**Listing**
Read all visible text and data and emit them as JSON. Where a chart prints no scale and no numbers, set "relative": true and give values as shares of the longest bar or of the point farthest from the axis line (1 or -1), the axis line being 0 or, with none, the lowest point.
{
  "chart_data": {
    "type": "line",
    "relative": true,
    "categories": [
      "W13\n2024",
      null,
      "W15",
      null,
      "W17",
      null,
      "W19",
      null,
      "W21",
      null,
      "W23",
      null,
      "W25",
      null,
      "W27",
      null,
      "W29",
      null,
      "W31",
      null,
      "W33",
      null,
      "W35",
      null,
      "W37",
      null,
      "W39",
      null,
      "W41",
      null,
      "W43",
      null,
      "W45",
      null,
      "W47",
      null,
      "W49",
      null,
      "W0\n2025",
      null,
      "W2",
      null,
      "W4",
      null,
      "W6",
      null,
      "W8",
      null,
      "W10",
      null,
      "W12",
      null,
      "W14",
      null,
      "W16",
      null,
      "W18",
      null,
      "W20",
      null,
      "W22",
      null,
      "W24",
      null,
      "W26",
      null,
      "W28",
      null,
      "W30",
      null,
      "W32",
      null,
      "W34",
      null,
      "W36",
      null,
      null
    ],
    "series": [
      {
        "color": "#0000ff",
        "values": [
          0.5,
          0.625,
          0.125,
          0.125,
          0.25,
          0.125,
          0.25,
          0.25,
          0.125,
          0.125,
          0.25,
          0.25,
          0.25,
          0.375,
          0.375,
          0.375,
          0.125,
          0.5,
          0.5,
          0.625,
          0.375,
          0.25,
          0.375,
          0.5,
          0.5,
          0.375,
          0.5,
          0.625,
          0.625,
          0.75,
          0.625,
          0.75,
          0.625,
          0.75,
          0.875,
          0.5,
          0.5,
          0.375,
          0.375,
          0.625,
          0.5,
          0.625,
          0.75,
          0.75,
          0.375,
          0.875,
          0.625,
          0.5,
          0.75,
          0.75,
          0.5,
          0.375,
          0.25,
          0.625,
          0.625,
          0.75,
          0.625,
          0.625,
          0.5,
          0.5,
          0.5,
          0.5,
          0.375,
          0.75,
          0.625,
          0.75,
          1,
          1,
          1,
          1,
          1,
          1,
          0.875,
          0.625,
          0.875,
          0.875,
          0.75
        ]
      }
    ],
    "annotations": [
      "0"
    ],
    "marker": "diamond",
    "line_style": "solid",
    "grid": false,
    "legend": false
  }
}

**Stated task**
Only lines that contain the word "values" are wanted; copy each of them.

**Solved exercise**
Read all visible text and data and emit them as JSON. Where a chart prints no scale and no numbers, set "relative": true and give values as shares of the longest bar or of the point farthest from the axis line (1 or -1), the axis line being 0 or, with none, the lowest point.
        "values": [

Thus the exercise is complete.